__Written problem__
In the entries below, count every line containing "values". Reply with the number alone.

__Data section__
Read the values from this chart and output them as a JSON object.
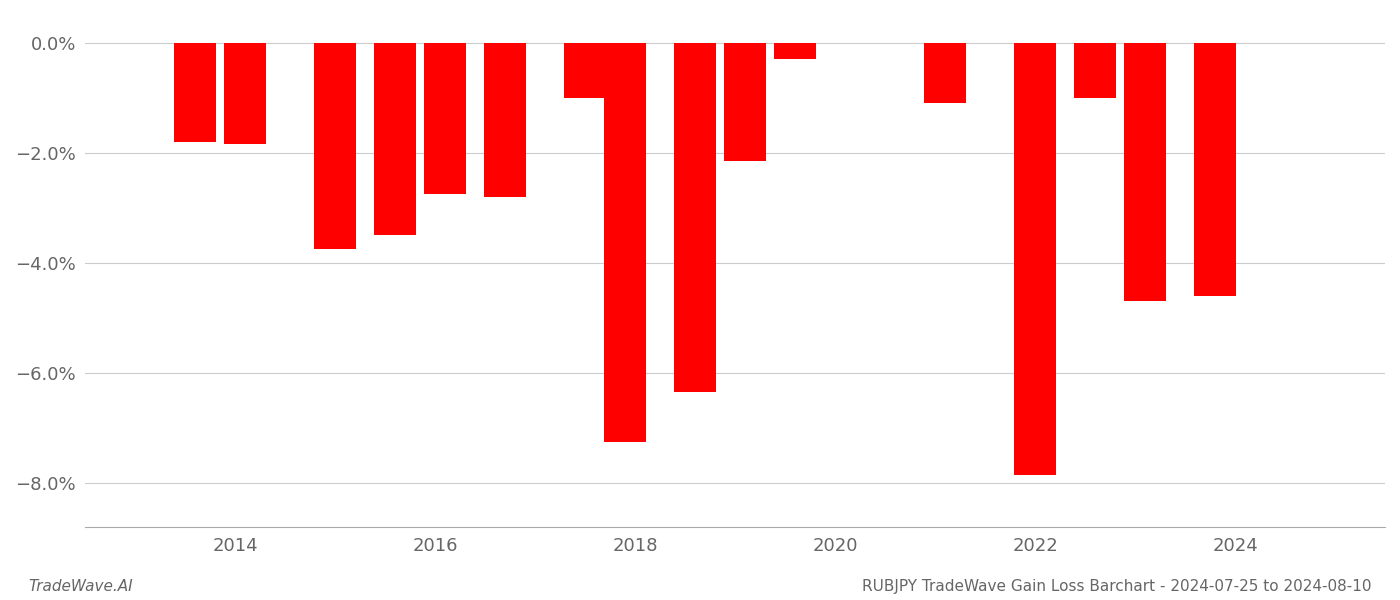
{
  "years": [
    2013.6,
    2014.1,
    2015.0,
    2015.6,
    2016.1,
    2016.7,
    2017.5,
    2017.9,
    2018.6,
    2019.1,
    2019.6,
    2021.1,
    2022.0,
    2022.6,
    2023.1,
    2023.8
  ],
  "values": [
    -1.8,
    -1.85,
    -3.75,
    -3.5,
    -2.75,
    -2.8,
    -1.0,
    -7.25,
    -6.35,
    -2.15,
    -0.3,
    -1.1,
    -7.85,
    -1.0,
    -4.7,
    -4.6
  ],
  "bar_color": "#ff0000",
  "background_color": "#ffffff",
  "ylim": [
    -8.8,
    0.5
  ],
  "yticks": [
    0.0,
    -2.0,
    -4.0,
    -6.0,
    -8.0
  ],
  "xlim": [
    2012.5,
    2025.5
  ],
  "grid_color": "#cccccc",
  "footer_left": "TradeWave.AI",
  "footer_right": "RUBJPY TradeWave Gain Loss Barchart - 2024-07-25 to 2024-08-10",
  "bar_width": 0.42,
  "xticks": [
    2014,
    2016,
    2018,
    2020,
    2022,
    2024
  ],
  "tick_fontsize": 13,
  "footer_fontsize": 11
}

__Written response__
2